Answer with a single number, the count of lines holding the word "title".

==== Data for this task ====

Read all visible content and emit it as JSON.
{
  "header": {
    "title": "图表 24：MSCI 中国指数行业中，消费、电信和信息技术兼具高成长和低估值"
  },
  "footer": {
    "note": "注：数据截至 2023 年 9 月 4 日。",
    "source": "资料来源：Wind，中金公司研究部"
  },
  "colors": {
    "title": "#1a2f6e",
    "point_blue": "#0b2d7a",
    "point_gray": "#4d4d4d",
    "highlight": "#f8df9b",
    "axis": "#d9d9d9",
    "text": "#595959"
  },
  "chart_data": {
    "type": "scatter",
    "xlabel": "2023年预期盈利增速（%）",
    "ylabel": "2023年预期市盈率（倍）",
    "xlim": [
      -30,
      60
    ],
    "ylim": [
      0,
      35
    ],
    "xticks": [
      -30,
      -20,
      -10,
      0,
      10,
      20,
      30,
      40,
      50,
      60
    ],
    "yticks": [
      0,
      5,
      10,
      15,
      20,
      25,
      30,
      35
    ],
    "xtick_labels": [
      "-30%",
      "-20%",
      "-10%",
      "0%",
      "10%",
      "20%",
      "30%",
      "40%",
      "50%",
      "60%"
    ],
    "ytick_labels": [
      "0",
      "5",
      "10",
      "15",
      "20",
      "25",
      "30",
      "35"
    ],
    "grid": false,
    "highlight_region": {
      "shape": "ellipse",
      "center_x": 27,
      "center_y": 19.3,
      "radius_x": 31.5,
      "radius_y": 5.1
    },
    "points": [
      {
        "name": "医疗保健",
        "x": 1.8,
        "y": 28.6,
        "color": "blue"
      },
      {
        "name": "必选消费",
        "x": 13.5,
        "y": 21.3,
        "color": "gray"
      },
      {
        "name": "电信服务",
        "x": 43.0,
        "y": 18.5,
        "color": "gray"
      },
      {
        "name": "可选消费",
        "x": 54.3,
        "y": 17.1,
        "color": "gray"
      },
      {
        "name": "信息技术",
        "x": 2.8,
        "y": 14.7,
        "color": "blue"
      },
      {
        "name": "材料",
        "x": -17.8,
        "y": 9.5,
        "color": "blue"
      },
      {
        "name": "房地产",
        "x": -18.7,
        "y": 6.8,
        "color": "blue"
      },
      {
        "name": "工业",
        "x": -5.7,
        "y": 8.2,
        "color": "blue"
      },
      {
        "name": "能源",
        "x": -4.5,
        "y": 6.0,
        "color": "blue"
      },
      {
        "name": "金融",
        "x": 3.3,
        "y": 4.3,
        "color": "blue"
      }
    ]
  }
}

====

* Result for this task *
2